Do this ::
Look through the data below. Show each line where the string "Gamma" occurs.

Material supplied ::
_____
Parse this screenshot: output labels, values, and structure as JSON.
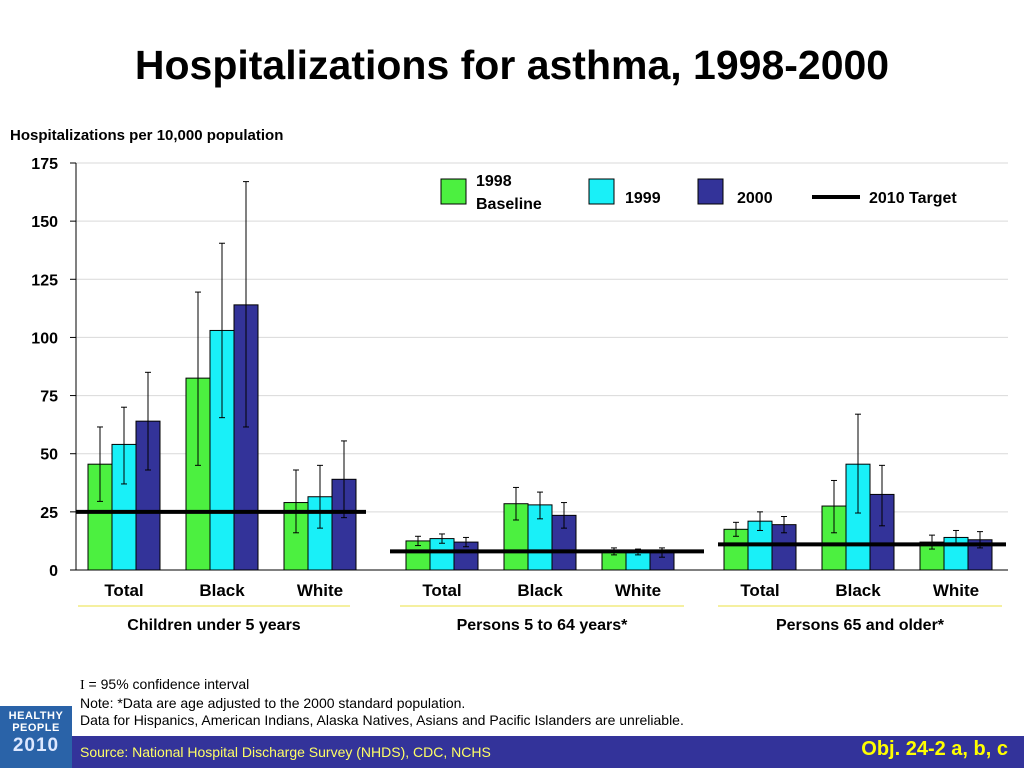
{
  "title": "Hospitalizations for asthma, 1998-2000",
  "chart_data": {
    "type": "bar",
    "ylabel": "Hospitalizations per 10,000 population",
    "ylim": [
      0,
      175
    ],
    "yticks": [
      "0",
      "25",
      "50",
      "75",
      "100",
      "125",
      "150",
      "175"
    ],
    "ytick_values": [
      0,
      25,
      50,
      75,
      100,
      125,
      150,
      175
    ],
    "grid": true,
    "legend_position": "top-right",
    "series_names": [
      "1998 Baseline",
      "1999",
      "2000"
    ],
    "legend": {
      "s1998_line1": "1998",
      "s1998_line2": "Baseline",
      "s1999": "1999",
      "s2000": "2000",
      "target": "2010 Target"
    },
    "colors": {
      "s1998": "#4cf040",
      "s1999": "#19f0f8",
      "s2000": "#333399",
      "target": "#000000",
      "grid": "#d9d9d9",
      "group_underline": "#f5f0a0"
    },
    "groups": [
      {
        "label": "Children under 5 years",
        "target": 25,
        "categories": [
          "Total",
          "Black",
          "White"
        ],
        "series": [
          {
            "name": "1998 Baseline",
            "values": [
              45.5,
              82.5,
              29
            ],
            "ci_low": [
              29.5,
              45,
              16
            ],
            "ci_high": [
              61.5,
              119.5,
              43
            ]
          },
          {
            "name": "1999",
            "values": [
              54,
              103,
              31.5
            ],
            "ci_low": [
              37,
              65.5,
              18
            ],
            "ci_high": [
              70,
              140.5,
              45
            ]
          },
          {
            "name": "2000",
            "values": [
              64,
              114,
              39
            ],
            "ci_low": [
              43,
              61.5,
              22.5
            ],
            "ci_high": [
              85,
              167,
              55.5
            ]
          }
        ]
      },
      {
        "label": "Persons 5 to 64 years*",
        "target": 8,
        "categories": [
          "Total",
          "Black",
          "White"
        ],
        "series": [
          {
            "name": "1998 Baseline",
            "values": [
              12.5,
              28.5,
              8
            ],
            "ci_low": [
              10.5,
              21.5,
              6.5
            ],
            "ci_high": [
              14.5,
              35.5,
              9.5
            ]
          },
          {
            "name": "1999",
            "values": [
              13.5,
              28,
              8
            ],
            "ci_low": [
              11.5,
              22,
              6.5
            ],
            "ci_high": [
              15.5,
              33.5,
              9
            ]
          },
          {
            "name": "2000",
            "values": [
              12,
              23.5,
              7.5
            ],
            "ci_low": [
              10,
              18,
              5.5
            ],
            "ci_high": [
              14,
              29,
              9.5
            ]
          }
        ]
      },
      {
        "label": "Persons 65 and older*",
        "target": 11,
        "categories": [
          "Total",
          "Black",
          "White"
        ],
        "series": [
          {
            "name": "1998 Baseline",
            "values": [
              17.5,
              27.5,
              12
            ],
            "ci_low": [
              14.5,
              16,
              9
            ],
            "ci_high": [
              20.5,
              38.5,
              15
            ]
          },
          {
            "name": "1999",
            "values": [
              21,
              45.5,
              14
            ],
            "ci_low": [
              17,
              24.5,
              11
            ],
            "ci_high": [
              25,
              67,
              17
            ]
          },
          {
            "name": "2000",
            "values": [
              19.5,
              32.5,
              13
            ],
            "ci_low": [
              16,
              19,
              9.5
            ],
            "ci_high": [
              23,
              45,
              16.5
            ]
          }
        ]
      }
    ]
  },
  "notes": {
    "ci_symbol": "I",
    "ci_text": " = 95% confidence interval",
    "note": "Note:  *Data are age adjusted to the 2000 standard population.",
    "data_note": "Data for Hispanics, American Indians, Alaska Natives, Asians and Pacific Islanders are unreliable."
  },
  "footer": {
    "source": "Source: National Hospital Discharge Survey (NHDS), CDC, NCHS",
    "objective": "Obj. 24-2 a, b, c",
    "background_color": "#33339a"
  },
  "logo": {
    "line1": "HEALTHY",
    "line2": "PEOPLE",
    "line3": "2010"
  }
}
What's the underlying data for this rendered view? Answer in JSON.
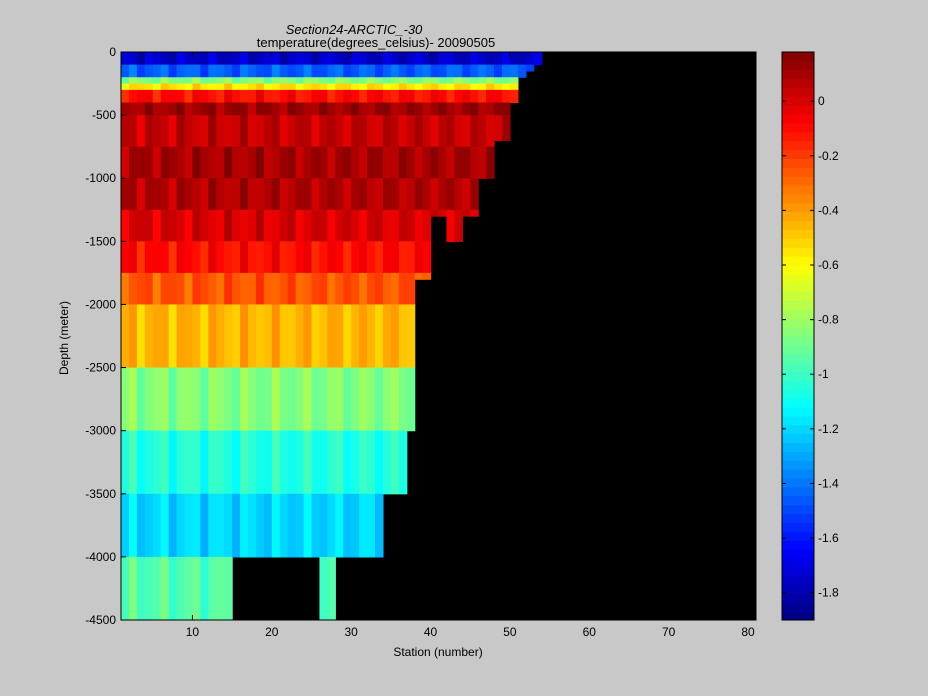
{
  "figure": {
    "title": "Section24-ARCTIC_-30",
    "subtitle": "temperature(degrees_celsius)- 20090505"
  },
  "chart_data": {
    "type": "heatmap",
    "title": "Section24-ARCTIC_-30",
    "subtitle": "temperature(degrees_celsius)- 20090505",
    "xlabel": "Station (number)",
    "ylabel": "Depth (meter)",
    "xlim": [
      1,
      81
    ],
    "ylim": [
      -4500,
      0
    ],
    "xticks": [
      10,
      20,
      30,
      40,
      50,
      60,
      70,
      80
    ],
    "yticks": [
      0,
      -500,
      -1000,
      -1500,
      -2000,
      -2500,
      -3000,
      -3500,
      -4000,
      -4500
    ],
    "colorbar": {
      "range": [
        -1.9,
        0.18
      ],
      "ticks": [
        0,
        -0.2,
        -0.4,
        -0.6,
        -0.8,
        -1,
        -1.2,
        -1.4,
        -1.6,
        -1.8
      ],
      "colormap": "jet"
    },
    "missing_color": "#000000",
    "bottom_depth_by_station": {
      "stations": [
        1,
        14,
        15,
        25,
        26,
        27,
        28,
        33,
        34,
        36,
        37,
        38,
        39,
        40,
        41,
        42,
        43,
        44,
        45,
        46,
        47,
        48,
        49,
        50,
        51,
        52,
        53
      ],
      "depth": [
        -4500,
        -4500,
        -4000,
        -4000,
        -4500,
        -4500,
        -4000,
        -4000,
        -3500,
        -3500,
        -3000,
        -1800,
        -1800,
        -1300,
        -1300,
        -1500,
        -1500,
        -1300,
        -1300,
        -1000,
        -1000,
        -700,
        -700,
        -400,
        -200,
        -150,
        -100
      ]
    },
    "depth_layers": [
      {
        "top": 0,
        "bottom": -100,
        "temperature": -1.75
      },
      {
        "top": -100,
        "bottom": -200,
        "temperature": -1.45
      },
      {
        "top": -200,
        "bottom": -250,
        "temperature": -0.85
      },
      {
        "top": -250,
        "bottom": -300,
        "temperature": -0.55
      },
      {
        "top": -300,
        "bottom": -400,
        "temperature": -0.1
      },
      {
        "top": -400,
        "bottom": -500,
        "temperature": 0.12
      },
      {
        "top": -500,
        "bottom": -750,
        "temperature": 0.04
      },
      {
        "top": -750,
        "bottom": -1000,
        "temperature": 0.1
      },
      {
        "top": -1000,
        "bottom": -1250,
        "temperature": 0.08
      },
      {
        "top": -1250,
        "bottom": -1500,
        "temperature": 0.0
      },
      {
        "top": -1500,
        "bottom": -1750,
        "temperature": -0.1
      },
      {
        "top": -1750,
        "bottom": -2000,
        "temperature": -0.25
      },
      {
        "top": -2000,
        "bottom": -2500,
        "temperature": -0.45
      },
      {
        "top": -2500,
        "bottom": -3000,
        "temperature": -0.85
      },
      {
        "top": -3000,
        "bottom": -3500,
        "temperature": -1.05
      },
      {
        "top": -3500,
        "bottom": -4000,
        "temperature": -1.2
      },
      {
        "top": -4000,
        "bottom": -4500,
        "temperature": -0.95
      }
    ]
  }
}
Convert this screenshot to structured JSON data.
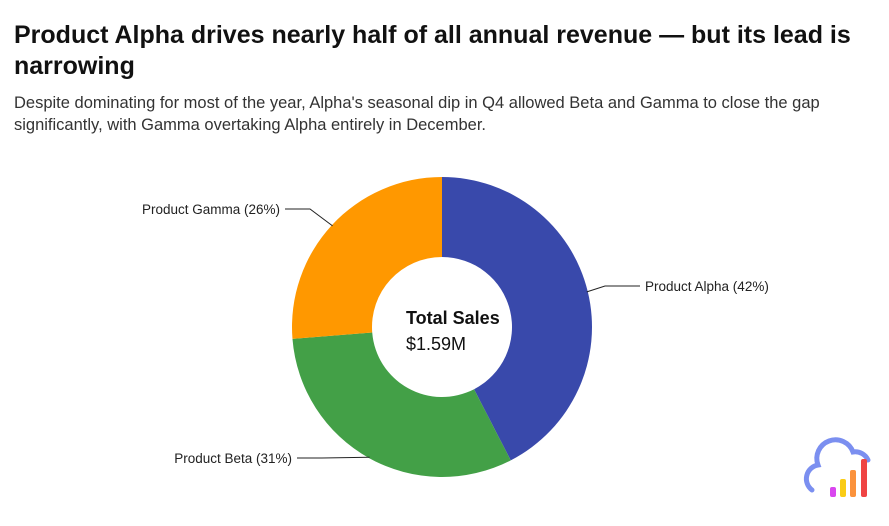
{
  "title": "Product Alpha drives nearly half of all annual revenue — but its lead is narrowing",
  "subtitle": "Despite dominating for most of the year, Alpha's seasonal dip in Q4 allowed Beta and Gamma to close the gap significantly, with Gamma overtaking Alpha entirely in December.",
  "chart_data": {
    "type": "pie",
    "donut": true,
    "slices": [
      {
        "name": "Product Alpha",
        "value": 42,
        "label": "Product Alpha (42%)",
        "color": "#3949AB"
      },
      {
        "name": "Product Beta",
        "value": 31,
        "label": "Product Beta (31%)",
        "color": "#43A047"
      },
      {
        "name": "Product Gamma",
        "value": 26,
        "label": "Product Gamma (26%)",
        "color": "#FF9800"
      }
    ],
    "center_title": "Total Sales",
    "center_value": "$1.59M"
  },
  "logo": {
    "name": "cloud-bar-chart-logo"
  }
}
_____
Output for this task ::
  "subtitle": "Despite dominating for most of the year, Alpha's seasonal dip in Q4 allowed Beta and Gamma to close the gap significantly, with Gamma overtaking Alpha entirely in December.",
        "name": "Product Gamma",
        "label": "Product Gamma (26%)",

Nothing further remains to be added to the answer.